(EXERCISE):
Read through the entries below and return each line with the word "nomadic".

-- SUPPLIED MATERIAL start --

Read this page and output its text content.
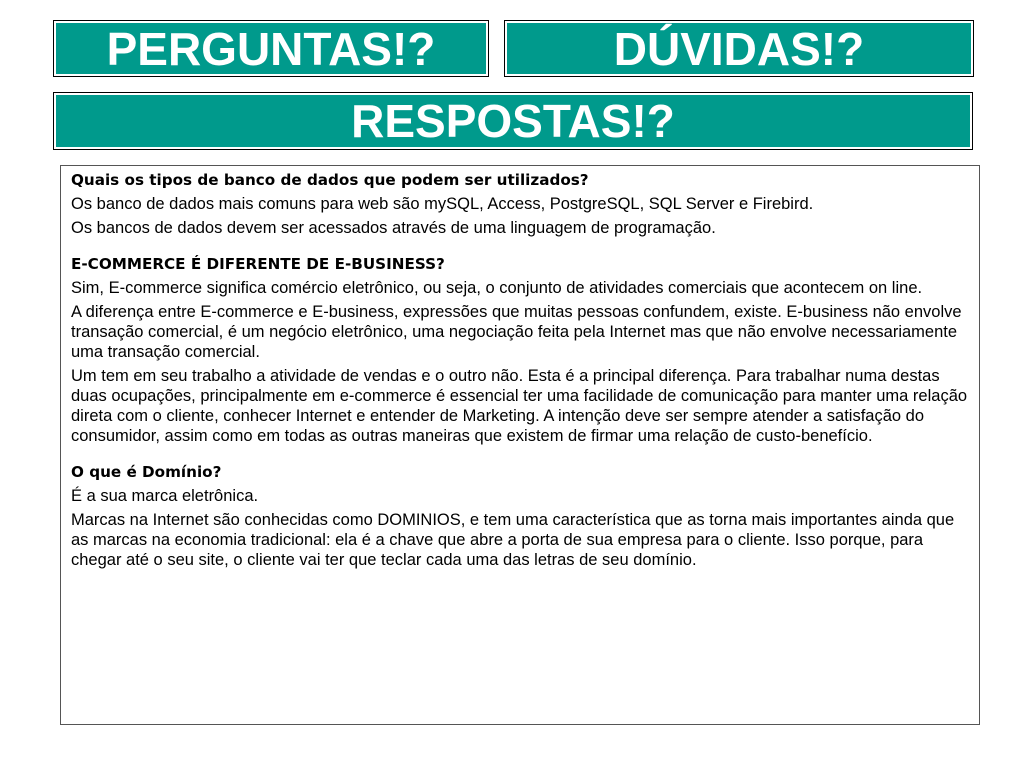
PERGUNTAS!?	DÚVIDAS!?
RESPOSTAS!?

Quais os tipos de banco de dados que podem ser utilizados?

Os banco de dados mais comuns para web são mySQL, Access, PostgreSQL, SQL Server e Firebird.

Os bancos de dados devem ser acessados através de uma linguagem de programação.

E-COMMERCE É DIFERENTE DE E-BUSINESS?

Sim, E-commerce significa comércio eletrônico, ou seja, o conjunto de atividades comerciais que acontecem on line.

A diferença entre E-commerce e E-business, expressões que muitas pessoas confundem, existe. E-business não envolve transação comercial, é um negócio eletrônico, uma negociação feita pela Internet mas que não envolve necessariamente uma transação comercial.

Um tem em seu trabalho a atividade de vendas e o outro não. Esta é a principal diferença. Para trabalhar numa destas duas ocupações, principalmente em e-commerce é essencial ter uma facilidade de comunicação para manter uma relação direta com o cliente, conhecer Internet e entender de Marketing. A intenção deve ser sempre atender a satisfação do consumidor, assim como em todas as outras maneiras que existem de firmar uma relação de custo-benefício.

O que é Domínio?

É a sua marca eletrônica.

Marcas na Internet são conhecidas como DOMINIOS, e tem uma característica que as torna mais importantes ainda que as marcas na economia tradicional: ela é a chave que abre a porta de sua empresa para o cliente. Isso porque, para chegar até o seu site, o cliente vai ter que teclar cada uma das letras de seu domínio.
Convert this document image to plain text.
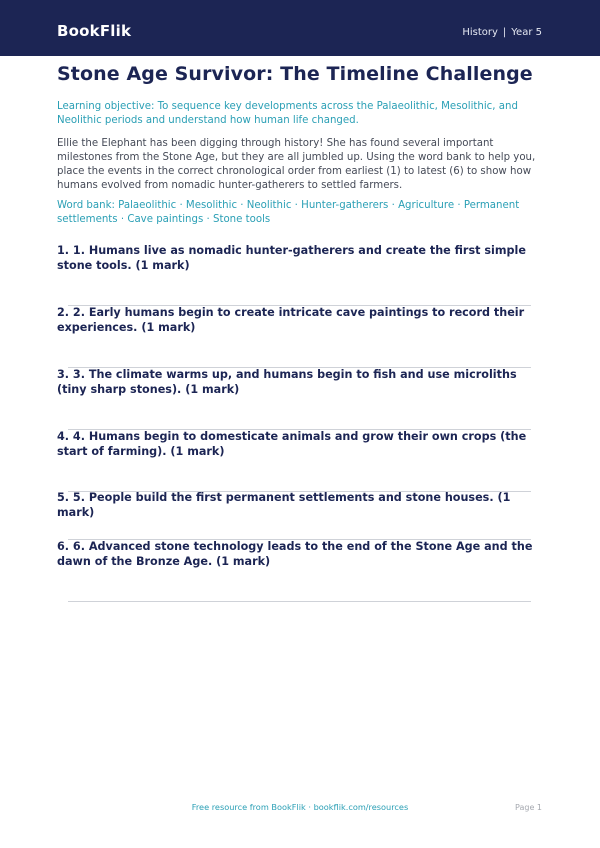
BookFlik	History | Year 5
Stone Age Survivor: The Timeline Challenge
Learning objective: To sequence key developments across the Palaeolithic, Mesolithic, and Neolithic periods and understand how human life changed.
Ellie the Elephant has been digging through history! She has found several important milestones from the Stone Age, but they are all jumbled up. Using the word bank to help you, place the events in the correct chronological order from earliest (1) to latest (6) to show how humans evolved from nomadic hunter-gatherers to settled farmers.
Word bank: Palaeolithic · Mesolithic · Neolithic · Hunter-gatherers · Agriculture · Permanent settlements · Cave paintings · Stone tools
1. 1. Humans live as nomadic hunter-gatherers and create the first simple stone tools. (1 mark)
2. 2. Early humans begin to create intricate cave paintings to record their experiences. (1 mark)
3. 3. The climate warms up, and humans begin to fish and use microliths (tiny sharp stones). (1 mark)
4. 4. Humans begin to domesticate animals and grow their own crops (the start of farming). (1 mark)
5. 5. People build the first permanent settlements and stone houses. (1 mark)
6. 6. Advanced stone technology leads to the end of the Stone Age and the dawn of the Bronze Age. (1 mark)
Free resource from BookFlik · bookflik.com/resources	Page 1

-- SUPPLIED MATERIAL end --

(OUTPUT):
Ellie the Elephant has been digging through history! She has found several important milestones from the Stone Age, but they are all jumbled up. Using the word bank to help you, place the events in the correct chronological order from earliest (1) to latest (6) to show how humans evolved from nomadic hunter-gatherers to settled farmers.
1. 1. Humans live as nomadic hunter-gatherers and create the first simple stone tools. (1 mark)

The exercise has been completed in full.